- **TASK BRIEF**
In the part of the data that opens with the line containing "category-label: Transporte - Privado" and closes with the line containing "leader-line: [431, 477, 498, 498]", switch "leader-line" to "connector-line" and give only those lines, otherwise unchanged.

- **ENTRIES SHOWN**
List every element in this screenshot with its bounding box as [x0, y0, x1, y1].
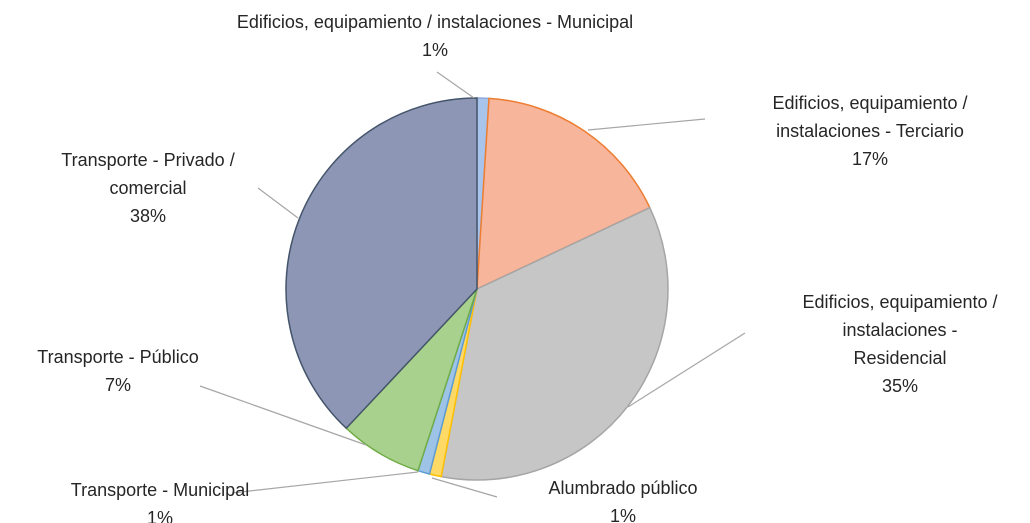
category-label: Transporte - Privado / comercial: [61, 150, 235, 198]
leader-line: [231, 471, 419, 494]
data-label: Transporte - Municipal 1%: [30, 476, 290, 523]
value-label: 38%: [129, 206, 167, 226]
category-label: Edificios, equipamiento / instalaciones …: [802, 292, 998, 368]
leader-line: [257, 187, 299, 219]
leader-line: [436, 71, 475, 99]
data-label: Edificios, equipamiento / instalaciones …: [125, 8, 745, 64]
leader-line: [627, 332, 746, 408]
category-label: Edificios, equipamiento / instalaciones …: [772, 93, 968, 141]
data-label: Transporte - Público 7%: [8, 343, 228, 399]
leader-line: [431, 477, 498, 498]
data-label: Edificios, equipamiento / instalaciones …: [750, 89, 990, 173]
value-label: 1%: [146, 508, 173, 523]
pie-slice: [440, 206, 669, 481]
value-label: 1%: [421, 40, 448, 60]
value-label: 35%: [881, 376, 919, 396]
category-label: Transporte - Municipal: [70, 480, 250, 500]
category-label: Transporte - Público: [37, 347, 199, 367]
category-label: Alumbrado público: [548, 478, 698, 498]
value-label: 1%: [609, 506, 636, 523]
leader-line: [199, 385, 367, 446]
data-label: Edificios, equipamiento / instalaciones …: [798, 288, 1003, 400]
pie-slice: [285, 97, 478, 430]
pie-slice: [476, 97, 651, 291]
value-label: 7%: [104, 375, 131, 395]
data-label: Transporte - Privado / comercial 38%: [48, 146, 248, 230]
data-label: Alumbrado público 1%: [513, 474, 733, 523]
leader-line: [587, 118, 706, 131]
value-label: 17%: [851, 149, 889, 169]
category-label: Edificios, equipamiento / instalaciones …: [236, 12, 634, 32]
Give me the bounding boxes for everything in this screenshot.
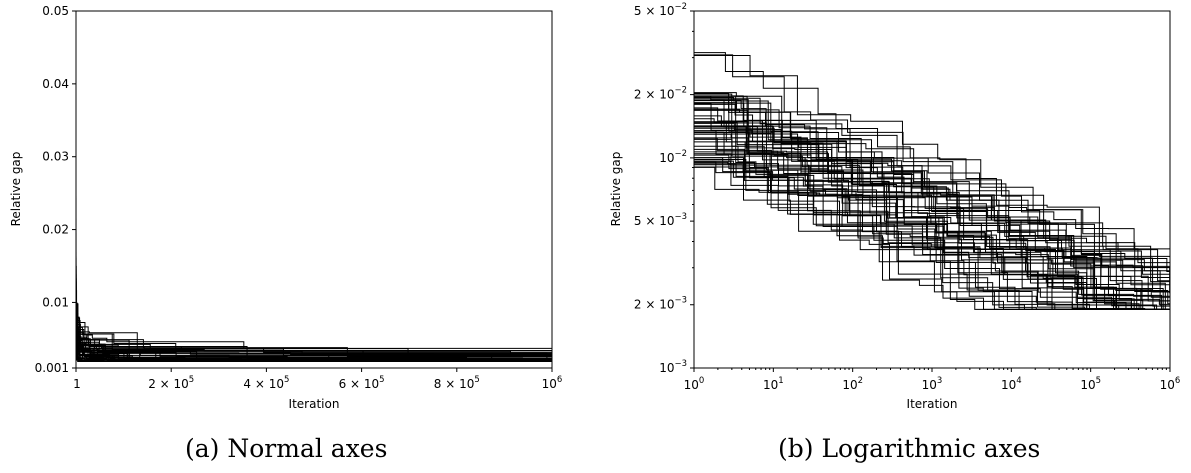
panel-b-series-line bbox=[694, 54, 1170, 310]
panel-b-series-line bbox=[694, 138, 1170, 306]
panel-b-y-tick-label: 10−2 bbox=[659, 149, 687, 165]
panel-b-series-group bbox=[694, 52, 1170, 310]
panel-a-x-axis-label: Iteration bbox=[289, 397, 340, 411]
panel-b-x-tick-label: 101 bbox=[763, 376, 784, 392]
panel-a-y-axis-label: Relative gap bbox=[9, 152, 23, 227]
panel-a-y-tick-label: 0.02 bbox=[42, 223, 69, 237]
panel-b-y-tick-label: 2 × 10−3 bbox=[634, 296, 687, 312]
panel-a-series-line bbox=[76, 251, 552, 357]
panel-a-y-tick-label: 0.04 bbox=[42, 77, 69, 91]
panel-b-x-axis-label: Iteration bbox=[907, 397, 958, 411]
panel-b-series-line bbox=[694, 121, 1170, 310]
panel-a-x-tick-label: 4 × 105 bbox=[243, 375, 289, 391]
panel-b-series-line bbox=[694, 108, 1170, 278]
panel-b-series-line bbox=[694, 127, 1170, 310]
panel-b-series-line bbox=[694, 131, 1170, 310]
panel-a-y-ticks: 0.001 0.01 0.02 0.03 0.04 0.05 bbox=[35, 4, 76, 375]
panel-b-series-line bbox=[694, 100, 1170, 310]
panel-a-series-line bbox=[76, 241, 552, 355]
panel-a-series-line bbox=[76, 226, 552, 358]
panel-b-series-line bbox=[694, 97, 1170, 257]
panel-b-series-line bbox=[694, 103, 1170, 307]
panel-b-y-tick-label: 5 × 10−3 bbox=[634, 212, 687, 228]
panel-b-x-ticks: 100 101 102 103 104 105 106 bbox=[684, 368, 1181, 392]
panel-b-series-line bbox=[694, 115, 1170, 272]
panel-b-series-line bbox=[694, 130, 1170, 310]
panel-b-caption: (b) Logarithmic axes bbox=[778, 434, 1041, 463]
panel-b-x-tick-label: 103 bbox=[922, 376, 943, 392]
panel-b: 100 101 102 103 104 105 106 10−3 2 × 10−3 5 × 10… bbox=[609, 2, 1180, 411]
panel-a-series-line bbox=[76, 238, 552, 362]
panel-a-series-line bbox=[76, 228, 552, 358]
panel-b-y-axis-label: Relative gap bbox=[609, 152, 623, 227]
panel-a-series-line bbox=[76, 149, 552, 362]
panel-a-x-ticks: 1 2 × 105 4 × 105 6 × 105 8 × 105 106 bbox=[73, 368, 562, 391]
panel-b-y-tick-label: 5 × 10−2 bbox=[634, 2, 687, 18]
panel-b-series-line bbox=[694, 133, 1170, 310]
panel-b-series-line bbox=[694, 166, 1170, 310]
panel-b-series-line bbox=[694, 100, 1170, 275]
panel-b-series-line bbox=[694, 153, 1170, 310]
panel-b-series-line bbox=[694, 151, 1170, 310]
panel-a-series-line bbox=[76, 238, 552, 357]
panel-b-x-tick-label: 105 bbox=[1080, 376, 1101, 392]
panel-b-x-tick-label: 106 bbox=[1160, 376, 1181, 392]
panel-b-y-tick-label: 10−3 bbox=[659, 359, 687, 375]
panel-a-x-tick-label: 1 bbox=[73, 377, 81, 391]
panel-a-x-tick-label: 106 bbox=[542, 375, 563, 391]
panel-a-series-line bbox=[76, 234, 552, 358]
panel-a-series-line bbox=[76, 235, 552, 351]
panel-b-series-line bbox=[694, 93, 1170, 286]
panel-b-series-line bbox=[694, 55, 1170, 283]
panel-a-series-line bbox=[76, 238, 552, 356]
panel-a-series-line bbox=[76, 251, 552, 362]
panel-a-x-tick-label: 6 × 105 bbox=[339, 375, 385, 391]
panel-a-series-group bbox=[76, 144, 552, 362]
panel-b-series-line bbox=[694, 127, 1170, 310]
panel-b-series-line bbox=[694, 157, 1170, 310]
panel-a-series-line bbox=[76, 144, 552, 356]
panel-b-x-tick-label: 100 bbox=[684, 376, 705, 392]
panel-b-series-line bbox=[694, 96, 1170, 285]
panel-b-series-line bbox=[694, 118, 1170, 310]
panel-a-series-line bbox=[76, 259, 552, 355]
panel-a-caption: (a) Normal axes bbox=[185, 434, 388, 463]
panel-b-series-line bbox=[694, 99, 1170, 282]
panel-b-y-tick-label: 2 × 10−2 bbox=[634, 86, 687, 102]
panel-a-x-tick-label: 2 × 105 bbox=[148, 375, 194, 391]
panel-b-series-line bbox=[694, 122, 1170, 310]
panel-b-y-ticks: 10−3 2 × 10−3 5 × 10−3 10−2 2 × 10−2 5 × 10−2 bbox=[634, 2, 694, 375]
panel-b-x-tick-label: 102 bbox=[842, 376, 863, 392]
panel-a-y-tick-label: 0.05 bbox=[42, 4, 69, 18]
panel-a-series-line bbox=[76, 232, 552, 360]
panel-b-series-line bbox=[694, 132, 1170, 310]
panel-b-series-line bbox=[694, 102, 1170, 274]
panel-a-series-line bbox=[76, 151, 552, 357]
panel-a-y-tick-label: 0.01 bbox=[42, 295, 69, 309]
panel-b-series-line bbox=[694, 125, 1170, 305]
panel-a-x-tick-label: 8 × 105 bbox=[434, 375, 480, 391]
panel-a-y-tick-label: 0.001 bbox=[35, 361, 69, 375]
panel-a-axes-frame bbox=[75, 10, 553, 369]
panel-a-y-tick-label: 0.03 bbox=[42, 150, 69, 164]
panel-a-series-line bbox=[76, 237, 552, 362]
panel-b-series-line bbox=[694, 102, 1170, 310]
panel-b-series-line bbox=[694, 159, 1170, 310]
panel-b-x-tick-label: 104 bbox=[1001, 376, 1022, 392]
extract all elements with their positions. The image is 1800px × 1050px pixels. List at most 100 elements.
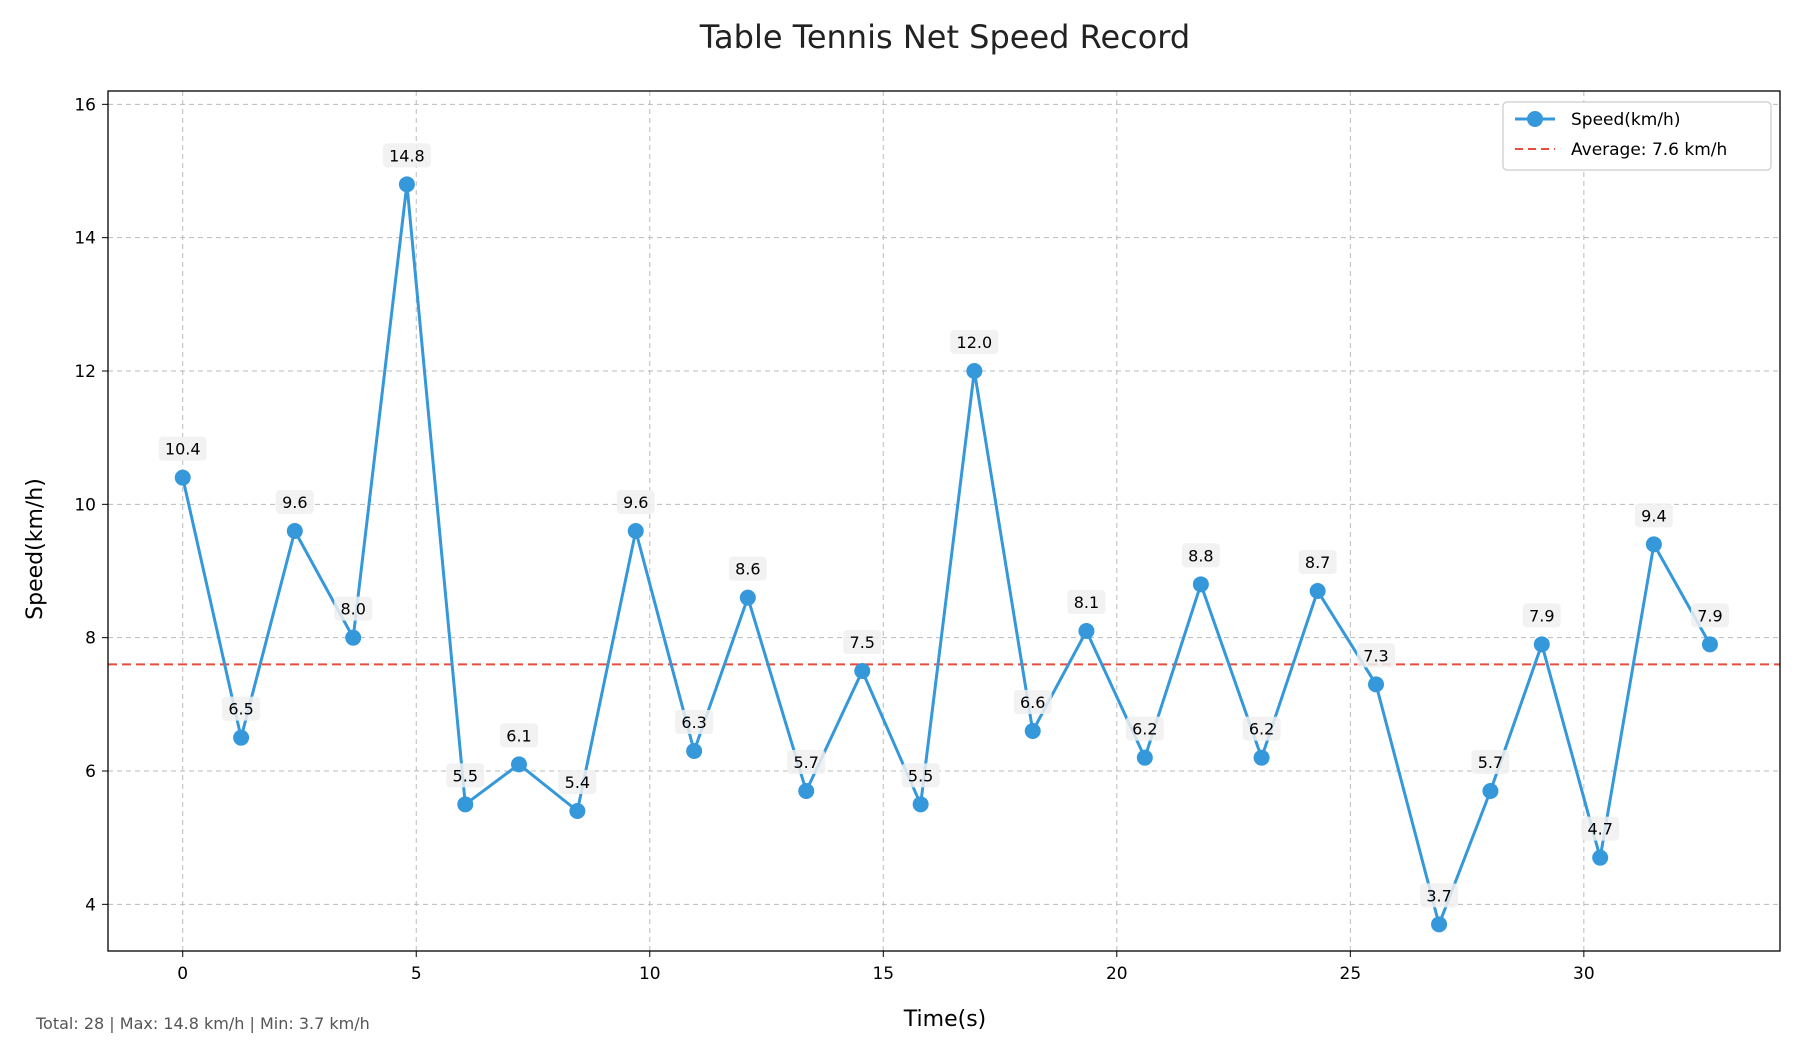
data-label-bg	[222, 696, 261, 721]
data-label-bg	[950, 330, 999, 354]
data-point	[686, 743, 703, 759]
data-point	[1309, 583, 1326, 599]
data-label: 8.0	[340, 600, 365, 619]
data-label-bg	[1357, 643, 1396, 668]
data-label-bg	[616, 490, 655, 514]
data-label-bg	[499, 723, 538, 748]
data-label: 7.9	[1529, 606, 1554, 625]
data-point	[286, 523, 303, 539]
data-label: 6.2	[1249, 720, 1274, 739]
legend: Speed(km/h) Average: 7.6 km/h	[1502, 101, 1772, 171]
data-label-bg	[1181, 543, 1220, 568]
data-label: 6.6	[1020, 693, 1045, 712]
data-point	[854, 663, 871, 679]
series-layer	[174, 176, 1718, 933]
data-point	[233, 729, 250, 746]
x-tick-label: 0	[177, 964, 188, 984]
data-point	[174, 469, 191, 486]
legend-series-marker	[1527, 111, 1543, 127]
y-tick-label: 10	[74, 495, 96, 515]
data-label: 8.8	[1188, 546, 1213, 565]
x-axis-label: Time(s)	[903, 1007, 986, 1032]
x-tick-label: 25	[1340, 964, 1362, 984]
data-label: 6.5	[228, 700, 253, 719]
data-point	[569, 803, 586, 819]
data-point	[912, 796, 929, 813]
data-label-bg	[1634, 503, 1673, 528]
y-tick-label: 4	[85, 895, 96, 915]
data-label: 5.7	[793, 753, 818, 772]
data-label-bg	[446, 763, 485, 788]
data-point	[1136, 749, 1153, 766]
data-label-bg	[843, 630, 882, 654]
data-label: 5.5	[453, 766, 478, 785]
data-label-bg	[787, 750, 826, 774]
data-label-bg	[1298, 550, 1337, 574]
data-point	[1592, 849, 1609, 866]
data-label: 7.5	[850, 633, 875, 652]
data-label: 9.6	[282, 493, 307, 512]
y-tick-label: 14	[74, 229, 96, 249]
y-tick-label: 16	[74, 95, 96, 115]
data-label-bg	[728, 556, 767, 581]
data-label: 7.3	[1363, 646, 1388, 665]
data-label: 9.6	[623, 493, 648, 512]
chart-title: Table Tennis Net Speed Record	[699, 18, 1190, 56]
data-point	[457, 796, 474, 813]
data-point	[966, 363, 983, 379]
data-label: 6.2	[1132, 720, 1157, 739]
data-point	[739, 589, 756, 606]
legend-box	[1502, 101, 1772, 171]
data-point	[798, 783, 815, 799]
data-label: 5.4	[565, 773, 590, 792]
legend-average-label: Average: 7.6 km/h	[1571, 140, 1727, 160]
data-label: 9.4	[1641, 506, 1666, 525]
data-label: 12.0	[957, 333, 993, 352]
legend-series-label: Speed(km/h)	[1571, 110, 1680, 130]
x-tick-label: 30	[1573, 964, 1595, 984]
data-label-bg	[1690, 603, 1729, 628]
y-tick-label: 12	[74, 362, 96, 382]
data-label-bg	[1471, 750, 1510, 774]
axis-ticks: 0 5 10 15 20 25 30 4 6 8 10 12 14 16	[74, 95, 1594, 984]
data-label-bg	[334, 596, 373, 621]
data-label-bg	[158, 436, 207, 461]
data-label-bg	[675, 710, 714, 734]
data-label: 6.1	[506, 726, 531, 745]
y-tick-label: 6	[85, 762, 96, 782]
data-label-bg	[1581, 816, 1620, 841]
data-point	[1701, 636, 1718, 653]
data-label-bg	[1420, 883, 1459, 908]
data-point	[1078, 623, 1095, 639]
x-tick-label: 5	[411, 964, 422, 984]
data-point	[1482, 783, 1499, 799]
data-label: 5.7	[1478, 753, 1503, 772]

- **EXERCISE RESPONSE**
category-label: Transporte - Privado / comercial: [61, 150, 235, 198]
connector-line: [231, 471, 419, 494]
data-label: Transporte - Municipal 1%: [30, 476, 290, 523]
value-label: 38%: [129, 206, 167, 226]
category-label: Edificios, equipamiento / instalaciones …: [802, 292, 998, 368]
connector-line: [257, 187, 299, 219]
connector-line: [436, 71, 475, 99]
data-label: Edificios, equipamiento / instalaciones …: [125, 8, 745, 64]
connector-line: [627, 332, 746, 408]
category-label: Edificios, equipamiento / instalaciones …: [772, 93, 968, 141]
data-label: Transporte - Público 7%: [8, 343, 228, 399]
connector-line: [431, 477, 498, 498]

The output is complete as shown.